---- Task data

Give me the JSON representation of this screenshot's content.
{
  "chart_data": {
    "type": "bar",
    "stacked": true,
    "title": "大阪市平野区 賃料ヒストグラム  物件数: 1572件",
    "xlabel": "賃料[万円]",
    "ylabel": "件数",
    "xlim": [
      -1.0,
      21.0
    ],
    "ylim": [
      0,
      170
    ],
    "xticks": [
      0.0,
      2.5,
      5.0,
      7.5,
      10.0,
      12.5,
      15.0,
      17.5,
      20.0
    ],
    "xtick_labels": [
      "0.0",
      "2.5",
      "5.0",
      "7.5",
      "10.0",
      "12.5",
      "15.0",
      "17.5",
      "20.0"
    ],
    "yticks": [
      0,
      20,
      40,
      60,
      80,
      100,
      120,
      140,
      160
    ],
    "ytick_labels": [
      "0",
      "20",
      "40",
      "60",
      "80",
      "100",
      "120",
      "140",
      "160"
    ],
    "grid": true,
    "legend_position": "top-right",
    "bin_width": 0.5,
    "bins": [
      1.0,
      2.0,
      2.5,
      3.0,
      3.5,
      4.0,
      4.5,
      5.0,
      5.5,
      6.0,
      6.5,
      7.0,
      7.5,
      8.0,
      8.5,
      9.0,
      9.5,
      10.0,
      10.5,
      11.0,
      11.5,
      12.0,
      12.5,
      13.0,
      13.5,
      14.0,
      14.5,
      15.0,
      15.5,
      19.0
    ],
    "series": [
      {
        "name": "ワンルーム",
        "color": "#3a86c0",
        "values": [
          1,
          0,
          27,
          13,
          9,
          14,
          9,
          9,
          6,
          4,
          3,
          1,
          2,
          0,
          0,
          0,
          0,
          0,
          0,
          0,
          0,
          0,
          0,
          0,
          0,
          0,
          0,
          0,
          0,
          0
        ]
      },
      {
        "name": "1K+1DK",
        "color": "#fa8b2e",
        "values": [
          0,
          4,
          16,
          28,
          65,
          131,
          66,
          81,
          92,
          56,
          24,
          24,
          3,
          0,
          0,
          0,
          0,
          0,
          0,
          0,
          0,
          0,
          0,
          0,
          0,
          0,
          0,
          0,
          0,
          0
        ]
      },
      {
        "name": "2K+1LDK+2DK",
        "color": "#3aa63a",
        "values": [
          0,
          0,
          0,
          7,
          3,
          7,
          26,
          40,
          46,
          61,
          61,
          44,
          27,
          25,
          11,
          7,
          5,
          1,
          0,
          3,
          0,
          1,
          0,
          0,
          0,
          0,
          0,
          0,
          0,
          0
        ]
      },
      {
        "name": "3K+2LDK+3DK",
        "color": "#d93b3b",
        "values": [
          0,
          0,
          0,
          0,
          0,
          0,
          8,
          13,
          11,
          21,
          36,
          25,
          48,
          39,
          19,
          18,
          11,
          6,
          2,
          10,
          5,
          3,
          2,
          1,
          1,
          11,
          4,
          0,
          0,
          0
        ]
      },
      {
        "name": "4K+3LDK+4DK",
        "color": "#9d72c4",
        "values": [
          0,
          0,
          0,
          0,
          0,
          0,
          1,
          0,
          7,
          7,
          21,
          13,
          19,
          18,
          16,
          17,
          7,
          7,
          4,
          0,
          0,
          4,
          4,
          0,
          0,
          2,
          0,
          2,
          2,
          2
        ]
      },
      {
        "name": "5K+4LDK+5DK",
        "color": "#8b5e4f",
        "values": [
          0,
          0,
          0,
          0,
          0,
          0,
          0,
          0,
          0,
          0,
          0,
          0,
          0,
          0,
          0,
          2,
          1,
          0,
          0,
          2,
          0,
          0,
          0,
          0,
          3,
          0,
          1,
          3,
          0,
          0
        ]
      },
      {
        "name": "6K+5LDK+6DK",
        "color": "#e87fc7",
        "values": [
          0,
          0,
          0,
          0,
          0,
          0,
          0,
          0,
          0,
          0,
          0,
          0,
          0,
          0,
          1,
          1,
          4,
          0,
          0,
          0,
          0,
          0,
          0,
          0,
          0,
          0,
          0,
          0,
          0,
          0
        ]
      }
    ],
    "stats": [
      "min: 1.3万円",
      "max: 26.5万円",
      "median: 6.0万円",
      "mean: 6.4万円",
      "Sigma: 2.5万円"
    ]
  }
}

--------

* [Given request]:
Every record should be repeated exactly; please leave none out.

* [Exercise output]:
Give me the JSON representation of this screenshot's content.
{
  "chart_data": {
    "type": "bar",
    "stacked": true,
    "title": "大阪市平野区 賃料ヒストグラム  物件数: 1572件",
    "xlabel": "賃料[万円]",
    "ylabel": "件数",
    "xlim": [
      -1.0,
      21.0
    ],
    "ylim": [
      0,
      170
    ],
    "xticks": [
      0.0,
      2.5,
      5.0,
      7.5,
      10.0,
      12.5,
      15.0,
      17.5,
      20.0
    ],
    "xtick_labels": [
      "0.0",
      "2.5",
      "5.0",
      "7.5",
      "10.0",
      "12.5",
      "15.0",
      "17.5",
      "20.0"
    ],
    "yticks": [
      0,
      20,
      40,
      60,
      80,
      100,
      120,
      140,
      160
    ],
    "ytick_labels": [
      "0",
      "20",
      "40",
      "60",
      "80",
      "100",
      "120",
      "140",
      "160"
    ],
    "grid": true,
    "legend_position": "top-right",
    "bin_width": 0.5,
    "bins": [
      1.0,
      2.0,
      2.5,
      3.0,
      3.5,
      4.0,
      4.5,
      5.0,
      5.5,
      6.0,
      6.5,
      7.0,
      7.5,
      8.0,
      8.5,
      9.0,
      9.5,
      10.0,
      10.5,
      11.0,
      11.5,
      12.0,
      12.5,
      13.0,
      13.5,
      14.0,
      14.5,
      15.0,
      15.5,
      19.0
    ],
    "series": [
      {
        "name": "ワンルーム",
        "color": "#3a86c0",
        "values": [
          1,
          0,
          27,
          13,
          9,
          14,
          9,
          9,
          6,
          4,
          3,
          1,
          2,
          0,
          0,
          0,
          0,
          0,
          0,
          0,
          0,
          0,
          0,
          0,
          0,
          0,
          0,
          0,
          0,
          0
        ]
      },
      {
        "name": "1K+1DK",
        "color": "#fa8b2e",
        "values": [
          0,
          4,
          16,
          28,
          65,
          131,
          66,
          81,
          92,
          56,
          24,
          24,
          3,
          0,
          0,
          0,
          0,
          0,
          0,
          0,
          0,
          0,
          0,
          0,
          0,
          0,
          0,
          0,
          0,
          0
        ]
      },
      {
        "name": "2K+1LDK+2DK",
        "color": "#3aa63a",
        "values": [
          0,
          0,
          0,
          7,
          3,
          7,
          26,
          40,
          46,
          61,
          61,
          44,
          27,
          25,
          11,
          7,
          5,
          1,
          0,
          3,
          0,
          1,
          0,
          0,
          0,
          0,
          0,
          0,
          0,
          0
        ]
      },
      {
        "name": "3K+2LDK+3DK",
        "color": "#d93b3b",
        "values": [
          0,
          0,
          0,
          0,
          0,
          0,
          8,
          13,
          11,
          21,
          36,
          25,
          48,
          39,
          19,
          18,
          11,
          6,
          2,
          10,
          5,
          3,
          2,
          1,
          1,
          11,
          4,
          0,
          0,
          0
        ]
      },
      {
        "name": "4K+3LDK+4DK",
        "color": "#9d72c4",
        "values": [
          0,
          0,
          0,
          0,
          0,
          0,
          1,
          0,
          7,
          7,
          21,
          13,
          19,
          18,
          16,
          17,
          7,
          7,
          4,
          0,
          0,
          4,
          4,
          0,
          0,
          2,
          0,
          2,
          2,
          2
        ]
      },
      {
        "name": "5K+4LDK+5DK",
        "color": "#8b5e4f",
        "values": [
          0,
          0,
          0,
          0,
          0,
          0,
          0,
          0,
          0,
          0,
          0,
          0,
          0,
          0,
          0,
          2,
          1,
          0,
          0,
          2,
          0,
          0,
          0,
          0,
          3,
          0,
          1,
          3,
          0,
          0
        ]
      },
      {
        "name": "6K+5LDK+6DK",
        "color": "#e87fc7",
        "values": [
          0,
          0,
          0,
          0,
          0,
          0,
          0,
          0,
          0,
          0,
          0,
          0,
          0,
          0,
          1,
          1,
          4,
          0,
          0,
          0,
          0,
          0,
          0,
          0,
          0,
          0,
          0,
          0,
          0,
          0
        ]
      }
    ],
    "stats": [
      "min: 1.3万円",
      "max: 26.5万円",
      "median: 6.0万円",
      "mean: 6.4万円",
      "Sigma: 2.5万円"
    ]
  }
}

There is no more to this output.